++++ Supplied material

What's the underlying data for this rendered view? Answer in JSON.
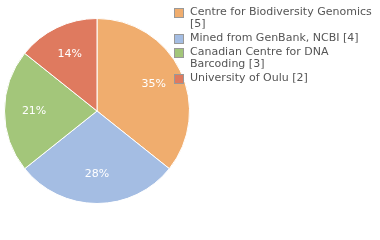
{
  "chart_data": {
    "type": "pie",
    "categories": [
      "Centre for Biodiversity Genomics [5]",
      "Mined from GenBank, NCBI [4]",
      "Canadian Centre for DNA Barcoding [3]",
      "University of Oulu [2]"
    ],
    "values": [
      35,
      28,
      21,
      14
    ],
    "value_labels": [
      "35%",
      "28%",
      "21%",
      "14%"
    ],
    "colors": [
      "#f0ad6e",
      "#a4bde3",
      "#a3c67a",
      "#df7a5f"
    ],
    "data_labels": true,
    "legend": "right"
  }
}
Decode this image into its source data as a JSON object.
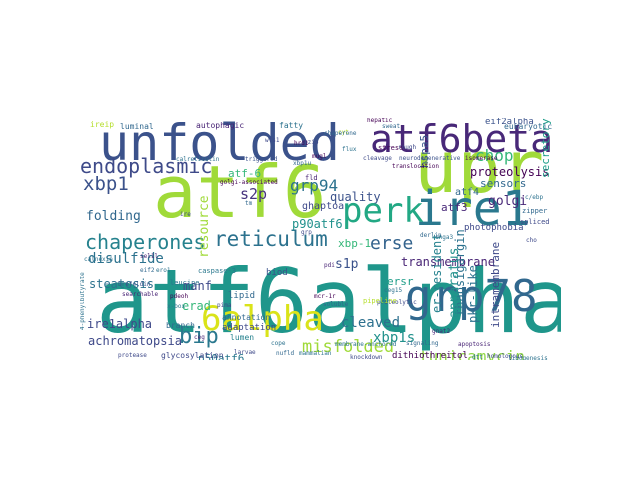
{
  "words": [
    {
      "text": "atf6alpha",
      "color": "#1f968b"
    },
    {
      "text": "atf6",
      "color": "#a0da39"
    },
    {
      "text": "upr",
      "color": "#a0da39"
    },
    {
      "text": "unfolded",
      "color": "#3b528b"
    },
    {
      "text": "atf6beta",
      "color": "#482878"
    },
    {
      "text": "ire1",
      "color": "#2a788e"
    },
    {
      "text": "grp78",
      "color": "#31688e"
    },
    {
      "text": "perk",
      "color": "#22a884"
    },
    {
      "text": "6alpha",
      "color": "#dae319"
    },
    {
      "text": "chaperones",
      "color": "#26828e"
    },
    {
      "text": "reticulum",
      "color": "#2c728e"
    },
    {
      "text": "endoplasmic",
      "color": "#3e4a89"
    },
    {
      "text": "bip",
      "color": "#2a788e"
    },
    {
      "text": "xbp1",
      "color": "#3b528b"
    },
    {
      "text": "grp94",
      "color": "#2c728e"
    },
    {
      "text": "misfolded",
      "color": "#a0da39"
    },
    {
      "text": "tunicamycin",
      "color": "#8fd744"
    },
    {
      "text": "erse",
      "color": "#33638d"
    },
    {
      "text": "p90atf6",
      "color": "#21918c"
    },
    {
      "text": "chop",
      "color": "#35b779"
    },
    {
      "text": "proteolysis",
      "color": "#440154"
    },
    {
      "text": "cleaved",
      "color": "#2d708e"
    },
    {
      "text": "transmembrane",
      "color": "#482475"
    },
    {
      "text": "folding",
      "color": "#31688e"
    },
    {
      "text": "s2p",
      "color": "#46327e"
    },
    {
      "text": "s1p",
      "color": "#3b528b"
    },
    {
      "text": "xbp1s",
      "color": "#21918c"
    },
    {
      "text": "disulfide",
      "color": "#2c728e"
    },
    {
      "text": "steatosis",
      "color": "#2c728e"
    },
    {
      "text": "achromatopsia",
      "color": "#3e4989"
    },
    {
      "text": "ire1alpha",
      "color": "#3e4989"
    },
    {
      "text": "thapsigargin",
      "color": "#2c728e"
    },
    {
      "text": "apparatus",
      "color": "#21918c"
    },
    {
      "text": "golgi",
      "color": "#482878"
    },
    {
      "text": "quality",
      "color": "#3b528b"
    },
    {
      "text": "sensors",
      "color": "#31688e"
    },
    {
      "text": "secretory",
      "color": "#1f9e89"
    },
    {
      "text": "p50atf6",
      "color": "#2a788e"
    },
    {
      "text": "erad",
      "color": "#35b779"
    },
    {
      "text": "manf",
      "color": "#3e4989"
    },
    {
      "text": "ersr",
      "color": "#1f9e89"
    },
    {
      "text": "resource",
      "color": "#a0da39"
    },
    {
      "text": "atf-6",
      "color": "#35b779"
    },
    {
      "text": "hspa5",
      "color": "#39568c"
    },
    {
      "text": "ghaptoa",
      "color": "#3e4989"
    },
    {
      "text": "atf3",
      "color": "#482878"
    },
    {
      "text": "atf4",
      "color": "#31688e"
    },
    {
      "text": "pkr-like",
      "color": "#2c728e"
    },
    {
      "text": "intramembrane",
      "color": "#3e4989"
    },
    {
      "text": "er-resident",
      "color": "#26828e"
    },
    {
      "text": "xbp-1",
      "color": "#35b779"
    },
    {
      "text": "adaptation",
      "color": "#3e4989"
    },
    {
      "text": "annotation",
      "color": "#31688e"
    },
    {
      "text": "glycosylation",
      "color": "#3e4989"
    },
    {
      "text": "lipid",
      "color": "#31688e"
    },
    {
      "text": "biod",
      "color": "#3b528b"
    },
    {
      "text": "lumen",
      "color": "#26828e"
    },
    {
      "text": "photophobia",
      "color": "#3e4989"
    },
    {
      "text": "dithiothreitol",
      "color": "#440154"
    },
    {
      "text": "branch",
      "color": "#31688e"
    },
    {
      "text": "luminal",
      "color": "#31688e"
    },
    {
      "text": "autophagic",
      "color": "#482475"
    },
    {
      "text": "fatty",
      "color": "#2c728e"
    },
    {
      "text": "eukaryotic",
      "color": "#31688e"
    },
    {
      "text": "eif2alpha",
      "color": "#3b528b"
    },
    {
      "text": "ireip",
      "color": "#b5de2b"
    },
    {
      "text": "cleavage",
      "color": "#3e4989"
    },
    {
      "text": "leucine",
      "color": "#2c728e"
    },
    {
      "text": "stress",
      "color": "#440154"
    },
    {
      "text": "spliced",
      "color": "#3e4989"
    },
    {
      "text": "zipper",
      "color": "#31688e"
    },
    {
      "text": "c/ebp",
      "color": "#2c728e"
    },
    {
      "text": "pdeoh",
      "color": "#440154"
    },
    {
      "text": "caspase-3",
      "color": "#2a788e"
    },
    {
      "text": "calreticulin",
      "color": "#2c728e"
    },
    {
      "text": "brefeldin",
      "color": "#3b528b"
    },
    {
      "text": "searchable",
      "color": "#482475"
    },
    {
      "text": "x-box",
      "color": "#2a788e"
    },
    {
      "text": "pima",
      "color": "#3e4989"
    },
    {
      "text": "nufld",
      "color": "#31688e"
    },
    {
      "text": "cope",
      "color": "#2c728e"
    },
    {
      "text": "mcr-1r",
      "color": "#440154"
    },
    {
      "text": "gnat2",
      "color": "#482878"
    },
    {
      "text": "protease",
      "color": "#3e4989"
    },
    {
      "text": "4-phenylbutyrate",
      "color": "#2c728e"
    },
    {
      "text": "isomerase",
      "color": "#440154"
    },
    {
      "text": "soluble",
      "color": "#31688e"
    },
    {
      "text": "grp",
      "color": "#3e4989"
    },
    {
      "text": "fld",
      "color": "#482475"
    },
    {
      "text": "larvae",
      "color": "#3e4989"
    },
    {
      "text": "ceg15",
      "color": "#2c728e"
    },
    {
      "text": "mugl",
      "color": "#440154"
    },
    {
      "text": "xbp1u",
      "color": "#31688e"
    },
    {
      "text": "triggered",
      "color": "#3b528b"
    },
    {
      "text": "calnexin",
      "color": "#2c728e"
    },
    {
      "text": "hepatic",
      "color": "#440154"
    },
    {
      "text": "homologous",
      "color": "#3e4989"
    },
    {
      "text": "apoptosis",
      "color": "#482475"
    },
    {
      "text": "membrane-anchored",
      "color": "#2c728e"
    },
    {
      "text": "proteolytic",
      "color": "#3e4989"
    },
    {
      "text": "neurodegenerative",
      "color": "#3b528b"
    },
    {
      "text": "lipogenesis",
      "color": "#2c728e"
    },
    {
      "text": "signaling",
      "color": "#31688e"
    },
    {
      "text": "knockdown",
      "color": "#3e4989"
    },
    {
      "text": "pipeline",
      "color": "#b5de2b"
    },
    {
      "text": "mammalian",
      "color": "#2c728e"
    },
    {
      "text": "translocation",
      "color": "#440154"
    },
    {
      "text": "tm",
      "color": "#31688e"
    },
    {
      "text": "ire",
      "color": "#3e4989"
    },
    {
      "text": "ceg",
      "color": "#482475"
    },
    {
      "text": "cyt",
      "color": "#b5de2b"
    },
    {
      "text": "eif2",
      "color": "#31688e"
    },
    {
      "text": "dtt",
      "color": "#2c728e"
    },
    {
      "text": "cho",
      "color": "#3e4989"
    },
    {
      "text": "golgi-associated",
      "color": "#440154"
    },
    {
      "text": "sweat",
      "color": "#31688e"
    },
    {
      "text": "flux",
      "color": "#2c728e"
    },
    {
      "text": "rough",
      "color": "#3e4989"
    },
    {
      "text": "chaperone",
      "color": "#31688e"
    },
    {
      "text": "sel1l",
      "color": "#482475"
    },
    {
      "text": "cnga3",
      "color": "#2c728e"
    },
    {
      "text": "bzip",
      "color": "#3e4989"
    },
    {
      "text": "hrd1",
      "color": "#440154"
    },
    {
      "text": "ero1",
      "color": "#2c728e"
    },
    {
      "text": "derlin",
      "color": "#31688e"
    },
    {
      "text": "wfs1",
      "color": "#3e4989"
    },
    {
      "text": "pdi",
      "color": "#482475"
    }
  ]
}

++++++++

## [Problem statement]
Using the records, find how many lines include the string "Centre" and report that number alone.

## [Response area]
2